* _Directions for this task_
Reproduce the listing below exactly, minus its pictures.

_ _ _ _

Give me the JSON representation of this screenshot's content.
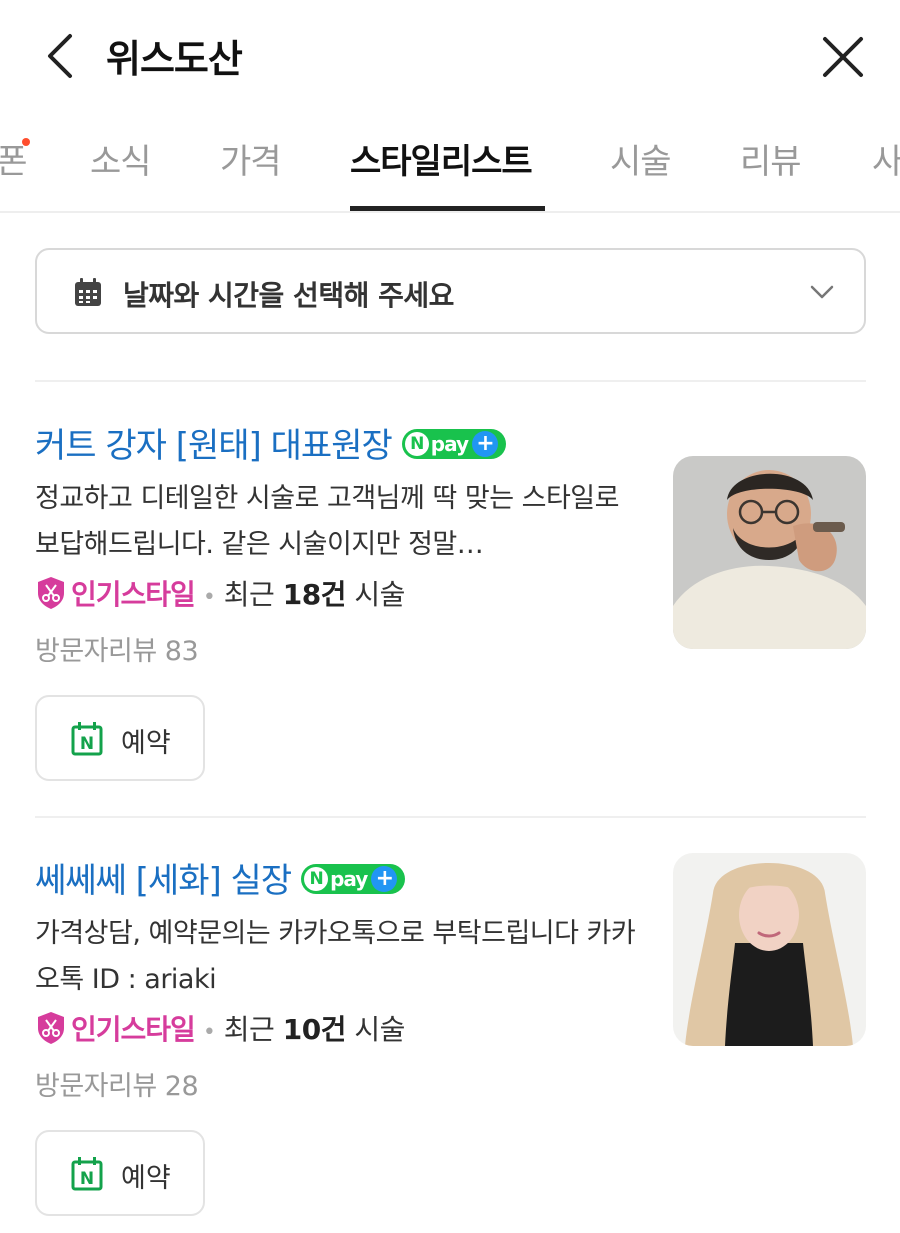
{
  "header": {
    "title": "위스도산"
  },
  "tabs": [
    {
      "label": "쿠폰",
      "active": false
    },
    {
      "label": "소식",
      "active": false
    },
    {
      "label": "가격",
      "active": false
    },
    {
      "label": "스타일리스트",
      "active": true
    },
    {
      "label": "시술",
      "active": false
    },
    {
      "label": "리뷰",
      "active": false
    },
    {
      "label": "사진",
      "active": false
    }
  ],
  "date_select": {
    "placeholder": "날짜와 시간을 선택해 주세요"
  },
  "colors": {
    "link_blue": "#1a6fc2",
    "popular_pink": "#d63c9c",
    "npay_green": "#19c24d",
    "npay_plus_blue": "#2196f3",
    "reserve_green": "#13a24b"
  },
  "stylists": [
    {
      "name": "커트 강자 [원태] 대표원장",
      "npay": "pay",
      "description": "정교하고 디테일한 시술로 고객님께 딱 맞는 스타일로 보답해드립니다. 같은 시술이지만 정말…",
      "popular_label": "인기스타일",
      "recent_prefix": "최근 ",
      "recent_count": "18건",
      "recent_suffix": " 시술",
      "reviews": "방문자리뷰 83",
      "reserve_label": "예약",
      "photo_icon": "male-stylist-portrait"
    },
    {
      "name": "쎄쎄쎄 [세화] 실장",
      "npay": "pay",
      "description": "가격상담, 예약문의는 카카오톡으로 부탁드립니다 카카오톡 ID : ariaki",
      "popular_label": "인기스타일",
      "recent_prefix": "최근 ",
      "recent_count": "10건",
      "recent_suffix": " 시술",
      "reviews": "방문자리뷰 28",
      "reserve_label": "예약",
      "photo_icon": "female-stylist-portrait"
    }
  ]
}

_ _ _ _

* _Output_
Give me the JSON representation of this screenshot's content.
{
  "header": {
    "title": "위스도산"
  },
  "tabs": [
    {
      "label": "쿠폰",
      "active": false
    },
    {
      "label": "소식",
      "active": false
    },
    {
      "label": "가격",
      "active": false
    },
    {
      "label": "스타일리스트",
      "active": true
    },
    {
      "label": "시술",
      "active": false
    },
    {
      "label": "리뷰",
      "active": false
    },
    {
      "label": "사진",
      "active": false
    }
  ],
  "date_select": {
    "placeholder": "날짜와 시간을 선택해 주세요"
  },
  "colors": {
    "link_blue": "#1a6fc2",
    "popular_pink": "#d63c9c",
    "npay_green": "#19c24d",
    "npay_plus_blue": "#2196f3",
    "reserve_green": "#13a24b"
  },
  "stylists": [
    {
      "name": "커트 강자 [원태] 대표원장",
      "npay": "pay",
      "description": "정교하고 디테일한 시술로 고객님께 딱 맞는 스타일로 보답해드립니다. 같은 시술이지만 정말…",
      "popular_label": "인기스타일",
      "recent_prefix": "최근 ",
      "recent_count": "18건",
      "recent_suffix": " 시술",
      "reviews": "방문자리뷰 83",
      "reserve_label": "예약",
      "photo_icon": "male-stylist-portrait"
    },
    {
      "name": "쎄쎄쎄 [세화] 실장",
      "npay": "pay",
      "description": "가격상담, 예약문의는 카카오톡으로 부탁드립니다 카카오톡 ID : ariaki",
      "popular_label": "인기스타일",
      "recent_prefix": "최근 ",
      "recent_count": "10건",
      "recent_suffix": " 시술",
      "reviews": "방문자리뷰 28",
      "reserve_label": "예약",
      "photo_icon": "female-stylist-portrait"
    }
  ]
}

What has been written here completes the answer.